_Problem statement_
Please state how many lines in the records contain the string "USDT", with no words besides the number.

──────── Records for this exercise ────────

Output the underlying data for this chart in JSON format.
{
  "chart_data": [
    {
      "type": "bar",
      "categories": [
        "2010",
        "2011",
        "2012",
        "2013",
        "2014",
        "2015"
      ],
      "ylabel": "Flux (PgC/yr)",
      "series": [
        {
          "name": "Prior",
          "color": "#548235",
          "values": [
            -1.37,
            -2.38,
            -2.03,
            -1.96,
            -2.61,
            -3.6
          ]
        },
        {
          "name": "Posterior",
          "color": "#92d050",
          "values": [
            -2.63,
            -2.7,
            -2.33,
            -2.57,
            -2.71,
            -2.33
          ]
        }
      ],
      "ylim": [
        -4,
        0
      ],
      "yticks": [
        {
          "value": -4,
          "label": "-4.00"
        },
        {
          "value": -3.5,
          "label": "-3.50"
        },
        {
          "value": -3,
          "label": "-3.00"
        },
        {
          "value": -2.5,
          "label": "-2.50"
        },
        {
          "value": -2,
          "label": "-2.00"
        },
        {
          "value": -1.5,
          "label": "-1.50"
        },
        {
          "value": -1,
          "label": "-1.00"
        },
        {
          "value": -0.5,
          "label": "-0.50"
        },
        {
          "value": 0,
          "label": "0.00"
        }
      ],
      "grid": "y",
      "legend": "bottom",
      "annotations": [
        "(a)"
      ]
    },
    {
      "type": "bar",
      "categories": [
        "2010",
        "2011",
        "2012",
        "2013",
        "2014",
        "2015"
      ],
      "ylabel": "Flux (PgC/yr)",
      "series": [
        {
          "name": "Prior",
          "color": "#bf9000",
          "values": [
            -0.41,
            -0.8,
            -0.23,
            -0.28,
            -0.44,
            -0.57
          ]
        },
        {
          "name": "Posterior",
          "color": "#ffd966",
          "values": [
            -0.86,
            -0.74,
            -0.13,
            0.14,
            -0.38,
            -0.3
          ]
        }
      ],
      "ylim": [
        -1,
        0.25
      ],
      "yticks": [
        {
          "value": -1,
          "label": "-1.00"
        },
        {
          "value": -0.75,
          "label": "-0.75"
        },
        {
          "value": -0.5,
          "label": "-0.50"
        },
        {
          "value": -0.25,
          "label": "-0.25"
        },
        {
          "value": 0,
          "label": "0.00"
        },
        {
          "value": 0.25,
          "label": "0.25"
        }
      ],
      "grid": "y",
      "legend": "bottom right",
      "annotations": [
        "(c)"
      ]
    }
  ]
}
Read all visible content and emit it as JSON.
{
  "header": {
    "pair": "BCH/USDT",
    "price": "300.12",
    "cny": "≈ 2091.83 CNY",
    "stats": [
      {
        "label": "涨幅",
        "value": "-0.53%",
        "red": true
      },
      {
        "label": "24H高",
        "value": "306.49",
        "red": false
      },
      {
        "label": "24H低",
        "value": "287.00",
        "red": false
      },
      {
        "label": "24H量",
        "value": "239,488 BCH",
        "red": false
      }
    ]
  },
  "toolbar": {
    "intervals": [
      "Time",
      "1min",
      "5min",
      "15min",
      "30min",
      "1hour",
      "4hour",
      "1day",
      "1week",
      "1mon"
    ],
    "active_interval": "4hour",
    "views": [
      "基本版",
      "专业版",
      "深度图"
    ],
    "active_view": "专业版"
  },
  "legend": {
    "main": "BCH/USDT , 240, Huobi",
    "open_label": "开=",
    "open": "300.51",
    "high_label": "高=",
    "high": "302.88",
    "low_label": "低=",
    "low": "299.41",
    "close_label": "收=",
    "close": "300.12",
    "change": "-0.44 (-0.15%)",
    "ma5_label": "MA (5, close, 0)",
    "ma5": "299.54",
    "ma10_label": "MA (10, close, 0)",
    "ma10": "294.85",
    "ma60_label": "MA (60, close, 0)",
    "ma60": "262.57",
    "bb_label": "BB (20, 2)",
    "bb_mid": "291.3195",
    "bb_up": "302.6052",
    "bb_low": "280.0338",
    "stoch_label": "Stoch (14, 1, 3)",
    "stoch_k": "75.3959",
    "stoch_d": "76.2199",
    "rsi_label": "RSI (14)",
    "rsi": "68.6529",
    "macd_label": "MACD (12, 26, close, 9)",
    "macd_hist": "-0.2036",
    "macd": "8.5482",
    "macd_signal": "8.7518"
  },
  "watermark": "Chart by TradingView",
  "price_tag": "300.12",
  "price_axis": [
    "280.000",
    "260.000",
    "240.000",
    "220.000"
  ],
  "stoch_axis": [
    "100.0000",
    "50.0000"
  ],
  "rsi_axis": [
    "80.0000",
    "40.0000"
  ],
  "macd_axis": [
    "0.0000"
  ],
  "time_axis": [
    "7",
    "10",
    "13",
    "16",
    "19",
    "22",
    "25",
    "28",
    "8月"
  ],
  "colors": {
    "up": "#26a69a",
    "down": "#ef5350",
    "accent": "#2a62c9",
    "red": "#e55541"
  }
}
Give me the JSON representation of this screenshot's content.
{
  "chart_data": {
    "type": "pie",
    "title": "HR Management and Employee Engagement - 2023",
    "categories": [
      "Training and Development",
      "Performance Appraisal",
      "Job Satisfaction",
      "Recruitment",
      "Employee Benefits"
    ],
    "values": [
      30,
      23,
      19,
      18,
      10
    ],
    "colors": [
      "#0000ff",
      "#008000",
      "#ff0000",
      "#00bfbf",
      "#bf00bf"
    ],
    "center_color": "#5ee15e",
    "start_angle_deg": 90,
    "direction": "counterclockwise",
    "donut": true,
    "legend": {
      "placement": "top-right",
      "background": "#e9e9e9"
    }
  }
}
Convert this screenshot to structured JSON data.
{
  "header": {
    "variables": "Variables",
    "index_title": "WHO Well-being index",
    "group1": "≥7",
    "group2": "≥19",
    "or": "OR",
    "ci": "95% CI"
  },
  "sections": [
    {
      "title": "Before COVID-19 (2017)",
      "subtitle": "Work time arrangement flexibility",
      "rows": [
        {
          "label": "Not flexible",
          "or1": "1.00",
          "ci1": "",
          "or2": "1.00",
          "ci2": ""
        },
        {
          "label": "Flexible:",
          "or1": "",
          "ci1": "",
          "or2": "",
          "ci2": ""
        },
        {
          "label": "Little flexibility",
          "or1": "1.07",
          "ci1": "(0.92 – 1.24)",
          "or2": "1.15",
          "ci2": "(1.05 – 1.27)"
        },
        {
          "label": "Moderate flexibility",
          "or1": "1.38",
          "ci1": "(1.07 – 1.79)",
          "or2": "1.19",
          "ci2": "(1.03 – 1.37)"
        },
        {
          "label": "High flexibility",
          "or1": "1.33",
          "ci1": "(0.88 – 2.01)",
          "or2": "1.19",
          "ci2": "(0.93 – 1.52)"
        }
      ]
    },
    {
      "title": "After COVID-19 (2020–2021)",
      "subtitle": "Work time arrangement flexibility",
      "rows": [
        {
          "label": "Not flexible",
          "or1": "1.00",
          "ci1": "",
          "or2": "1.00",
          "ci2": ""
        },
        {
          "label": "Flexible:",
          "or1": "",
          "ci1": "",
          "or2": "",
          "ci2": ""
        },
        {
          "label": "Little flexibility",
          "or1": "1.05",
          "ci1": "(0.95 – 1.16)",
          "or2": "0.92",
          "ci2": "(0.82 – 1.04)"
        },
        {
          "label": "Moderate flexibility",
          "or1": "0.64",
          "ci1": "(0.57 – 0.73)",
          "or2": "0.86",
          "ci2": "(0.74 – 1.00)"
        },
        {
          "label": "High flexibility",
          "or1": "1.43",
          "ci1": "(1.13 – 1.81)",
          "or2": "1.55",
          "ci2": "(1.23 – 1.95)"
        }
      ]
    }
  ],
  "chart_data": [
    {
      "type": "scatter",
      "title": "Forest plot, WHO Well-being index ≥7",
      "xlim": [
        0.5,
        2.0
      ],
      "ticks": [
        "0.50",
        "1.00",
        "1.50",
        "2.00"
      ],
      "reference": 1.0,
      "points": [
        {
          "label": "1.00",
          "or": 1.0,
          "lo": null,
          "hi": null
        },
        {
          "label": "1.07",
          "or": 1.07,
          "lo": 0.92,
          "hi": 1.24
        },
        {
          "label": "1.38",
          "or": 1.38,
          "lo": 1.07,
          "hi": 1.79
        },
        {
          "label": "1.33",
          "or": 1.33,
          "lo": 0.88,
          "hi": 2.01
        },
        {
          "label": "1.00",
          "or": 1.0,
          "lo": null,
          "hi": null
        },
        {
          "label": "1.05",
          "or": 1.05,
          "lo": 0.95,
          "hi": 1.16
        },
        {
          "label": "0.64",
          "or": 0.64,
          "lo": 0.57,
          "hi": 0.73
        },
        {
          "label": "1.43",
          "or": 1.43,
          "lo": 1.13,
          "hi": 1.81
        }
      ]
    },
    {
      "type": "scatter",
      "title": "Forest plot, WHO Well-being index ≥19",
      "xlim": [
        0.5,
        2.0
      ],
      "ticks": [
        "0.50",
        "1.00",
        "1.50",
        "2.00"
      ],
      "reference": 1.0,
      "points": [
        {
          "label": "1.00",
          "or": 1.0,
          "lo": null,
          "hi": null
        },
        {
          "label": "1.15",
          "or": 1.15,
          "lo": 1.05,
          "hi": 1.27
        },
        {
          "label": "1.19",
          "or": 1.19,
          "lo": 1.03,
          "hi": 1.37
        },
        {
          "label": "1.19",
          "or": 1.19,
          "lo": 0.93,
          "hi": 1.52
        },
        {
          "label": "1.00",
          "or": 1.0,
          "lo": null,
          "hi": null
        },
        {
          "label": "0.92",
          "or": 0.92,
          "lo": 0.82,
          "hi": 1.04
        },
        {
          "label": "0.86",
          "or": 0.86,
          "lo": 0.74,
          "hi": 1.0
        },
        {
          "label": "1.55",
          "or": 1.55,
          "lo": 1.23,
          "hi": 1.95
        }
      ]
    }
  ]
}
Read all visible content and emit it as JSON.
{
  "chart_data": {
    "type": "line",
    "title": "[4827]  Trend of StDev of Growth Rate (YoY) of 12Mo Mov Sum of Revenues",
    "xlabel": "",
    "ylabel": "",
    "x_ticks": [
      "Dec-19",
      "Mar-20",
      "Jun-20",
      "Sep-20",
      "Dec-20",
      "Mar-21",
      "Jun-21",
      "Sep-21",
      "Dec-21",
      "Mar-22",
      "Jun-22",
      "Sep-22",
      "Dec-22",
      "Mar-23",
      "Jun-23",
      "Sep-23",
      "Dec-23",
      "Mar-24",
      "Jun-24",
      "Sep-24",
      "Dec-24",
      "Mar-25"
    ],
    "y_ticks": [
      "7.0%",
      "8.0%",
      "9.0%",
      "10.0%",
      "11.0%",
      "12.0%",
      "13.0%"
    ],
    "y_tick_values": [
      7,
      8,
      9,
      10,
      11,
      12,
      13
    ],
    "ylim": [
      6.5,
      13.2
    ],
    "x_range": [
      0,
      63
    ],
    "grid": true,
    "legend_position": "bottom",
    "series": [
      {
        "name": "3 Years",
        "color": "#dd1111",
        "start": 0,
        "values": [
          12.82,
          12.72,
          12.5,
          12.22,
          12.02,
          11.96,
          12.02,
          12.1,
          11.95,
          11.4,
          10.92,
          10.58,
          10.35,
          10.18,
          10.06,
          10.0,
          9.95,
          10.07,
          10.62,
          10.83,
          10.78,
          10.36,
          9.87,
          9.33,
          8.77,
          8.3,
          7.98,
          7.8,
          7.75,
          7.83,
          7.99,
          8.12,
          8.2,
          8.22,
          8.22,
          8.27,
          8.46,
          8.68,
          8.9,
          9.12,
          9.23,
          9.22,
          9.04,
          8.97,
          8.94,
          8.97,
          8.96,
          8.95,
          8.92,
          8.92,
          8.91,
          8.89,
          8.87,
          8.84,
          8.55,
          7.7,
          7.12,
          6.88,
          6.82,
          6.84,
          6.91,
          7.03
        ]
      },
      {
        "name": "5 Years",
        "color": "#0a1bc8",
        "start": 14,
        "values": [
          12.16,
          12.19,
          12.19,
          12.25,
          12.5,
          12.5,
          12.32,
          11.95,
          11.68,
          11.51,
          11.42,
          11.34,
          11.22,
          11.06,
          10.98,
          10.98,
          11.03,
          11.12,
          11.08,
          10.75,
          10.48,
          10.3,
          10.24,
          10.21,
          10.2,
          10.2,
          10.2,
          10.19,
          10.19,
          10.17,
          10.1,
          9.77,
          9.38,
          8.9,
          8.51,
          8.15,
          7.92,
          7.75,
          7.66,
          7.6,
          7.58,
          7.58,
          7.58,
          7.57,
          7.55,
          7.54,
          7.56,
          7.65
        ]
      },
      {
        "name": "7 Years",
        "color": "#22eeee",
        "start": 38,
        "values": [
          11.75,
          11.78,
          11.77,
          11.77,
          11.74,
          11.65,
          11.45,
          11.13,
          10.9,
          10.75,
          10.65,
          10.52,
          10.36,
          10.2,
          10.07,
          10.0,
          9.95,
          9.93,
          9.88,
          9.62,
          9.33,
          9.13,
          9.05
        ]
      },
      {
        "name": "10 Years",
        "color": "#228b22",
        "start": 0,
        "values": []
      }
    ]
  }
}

────────

_Exercise solution_
2